RAW DATA:
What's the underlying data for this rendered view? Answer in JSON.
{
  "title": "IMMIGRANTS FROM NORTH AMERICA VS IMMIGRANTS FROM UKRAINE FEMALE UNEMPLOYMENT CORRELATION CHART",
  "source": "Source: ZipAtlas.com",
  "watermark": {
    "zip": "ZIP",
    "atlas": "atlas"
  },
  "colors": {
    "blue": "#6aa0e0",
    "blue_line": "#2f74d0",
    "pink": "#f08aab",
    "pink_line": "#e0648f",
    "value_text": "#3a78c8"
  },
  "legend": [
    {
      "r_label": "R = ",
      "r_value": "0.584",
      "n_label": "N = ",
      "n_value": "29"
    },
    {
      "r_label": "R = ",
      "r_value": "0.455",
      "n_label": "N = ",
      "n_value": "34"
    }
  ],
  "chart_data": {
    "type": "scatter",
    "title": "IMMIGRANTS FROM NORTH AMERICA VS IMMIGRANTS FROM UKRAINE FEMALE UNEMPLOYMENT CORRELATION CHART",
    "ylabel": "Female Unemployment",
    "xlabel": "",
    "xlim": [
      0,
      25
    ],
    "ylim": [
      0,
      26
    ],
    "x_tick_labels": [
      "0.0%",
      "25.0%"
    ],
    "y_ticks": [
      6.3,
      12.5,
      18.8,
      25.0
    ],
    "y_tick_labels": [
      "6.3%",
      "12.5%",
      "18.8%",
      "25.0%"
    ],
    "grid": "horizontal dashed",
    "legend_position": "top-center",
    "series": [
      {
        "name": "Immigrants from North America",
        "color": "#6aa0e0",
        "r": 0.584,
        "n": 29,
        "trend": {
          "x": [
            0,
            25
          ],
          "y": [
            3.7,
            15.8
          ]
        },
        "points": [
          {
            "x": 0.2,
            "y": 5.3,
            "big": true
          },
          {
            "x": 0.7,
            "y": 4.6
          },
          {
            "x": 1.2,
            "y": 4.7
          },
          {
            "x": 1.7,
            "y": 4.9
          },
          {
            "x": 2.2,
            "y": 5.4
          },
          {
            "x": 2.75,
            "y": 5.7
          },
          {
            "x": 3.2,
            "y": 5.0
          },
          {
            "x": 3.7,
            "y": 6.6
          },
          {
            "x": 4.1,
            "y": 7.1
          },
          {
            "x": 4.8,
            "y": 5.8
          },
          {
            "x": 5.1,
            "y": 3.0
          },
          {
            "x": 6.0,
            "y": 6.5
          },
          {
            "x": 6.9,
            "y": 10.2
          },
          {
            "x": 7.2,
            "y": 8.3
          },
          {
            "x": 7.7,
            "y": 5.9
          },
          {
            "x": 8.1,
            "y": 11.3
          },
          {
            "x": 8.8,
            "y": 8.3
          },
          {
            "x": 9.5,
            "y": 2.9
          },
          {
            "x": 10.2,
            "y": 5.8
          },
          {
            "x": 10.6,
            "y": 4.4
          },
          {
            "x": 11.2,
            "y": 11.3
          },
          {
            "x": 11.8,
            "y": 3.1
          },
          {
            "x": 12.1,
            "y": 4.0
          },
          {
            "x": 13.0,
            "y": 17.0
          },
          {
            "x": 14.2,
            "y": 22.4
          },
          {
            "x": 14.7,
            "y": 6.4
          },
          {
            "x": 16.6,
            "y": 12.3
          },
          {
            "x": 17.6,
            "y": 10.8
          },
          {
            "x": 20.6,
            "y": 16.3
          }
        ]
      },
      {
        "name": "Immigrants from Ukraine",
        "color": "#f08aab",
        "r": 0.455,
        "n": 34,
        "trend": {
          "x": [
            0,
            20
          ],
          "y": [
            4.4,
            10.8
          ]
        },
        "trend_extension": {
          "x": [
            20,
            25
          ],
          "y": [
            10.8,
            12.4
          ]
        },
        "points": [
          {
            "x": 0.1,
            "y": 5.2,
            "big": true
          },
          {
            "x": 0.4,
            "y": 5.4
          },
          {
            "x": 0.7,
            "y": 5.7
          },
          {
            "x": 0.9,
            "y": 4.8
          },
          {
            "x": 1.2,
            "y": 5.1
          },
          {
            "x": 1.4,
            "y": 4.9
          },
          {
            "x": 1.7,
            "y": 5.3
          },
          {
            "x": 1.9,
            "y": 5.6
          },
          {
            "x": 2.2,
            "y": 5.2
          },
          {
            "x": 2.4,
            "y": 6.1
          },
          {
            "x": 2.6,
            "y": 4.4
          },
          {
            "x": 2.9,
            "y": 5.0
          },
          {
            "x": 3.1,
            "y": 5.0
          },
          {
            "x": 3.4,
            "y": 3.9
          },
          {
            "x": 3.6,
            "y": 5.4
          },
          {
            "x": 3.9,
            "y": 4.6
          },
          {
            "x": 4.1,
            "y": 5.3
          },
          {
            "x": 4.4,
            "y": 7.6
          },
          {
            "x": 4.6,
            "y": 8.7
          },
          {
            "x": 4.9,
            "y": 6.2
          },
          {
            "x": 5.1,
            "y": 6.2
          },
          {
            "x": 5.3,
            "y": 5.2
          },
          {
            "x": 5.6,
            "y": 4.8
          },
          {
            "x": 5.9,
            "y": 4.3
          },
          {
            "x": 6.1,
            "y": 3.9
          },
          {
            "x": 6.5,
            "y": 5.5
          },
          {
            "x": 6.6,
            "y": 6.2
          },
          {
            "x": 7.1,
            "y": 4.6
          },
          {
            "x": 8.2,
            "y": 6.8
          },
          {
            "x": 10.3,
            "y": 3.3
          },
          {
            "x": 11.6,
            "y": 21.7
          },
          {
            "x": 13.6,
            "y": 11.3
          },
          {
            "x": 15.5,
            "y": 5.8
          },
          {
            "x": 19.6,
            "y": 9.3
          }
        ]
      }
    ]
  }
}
---
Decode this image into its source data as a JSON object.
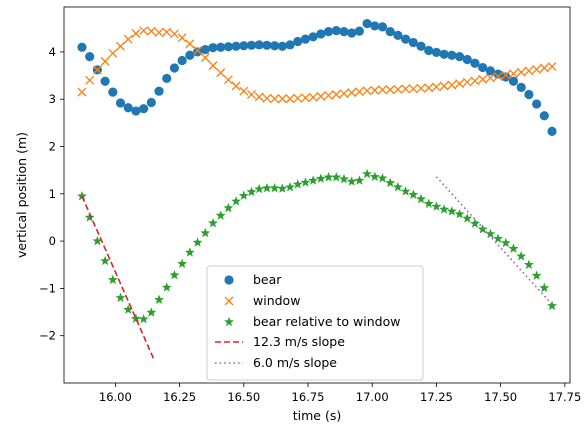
---
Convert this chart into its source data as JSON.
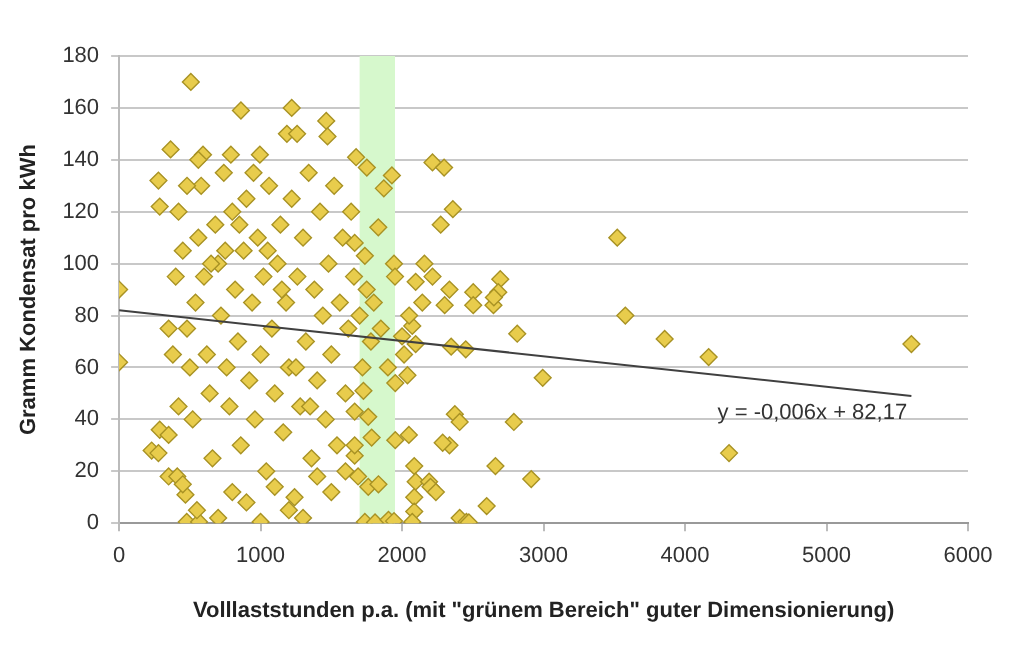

YOUR GOAL: State the count of lines above containing the string "into", and add nothing to it.

FULL RESPONSE: 2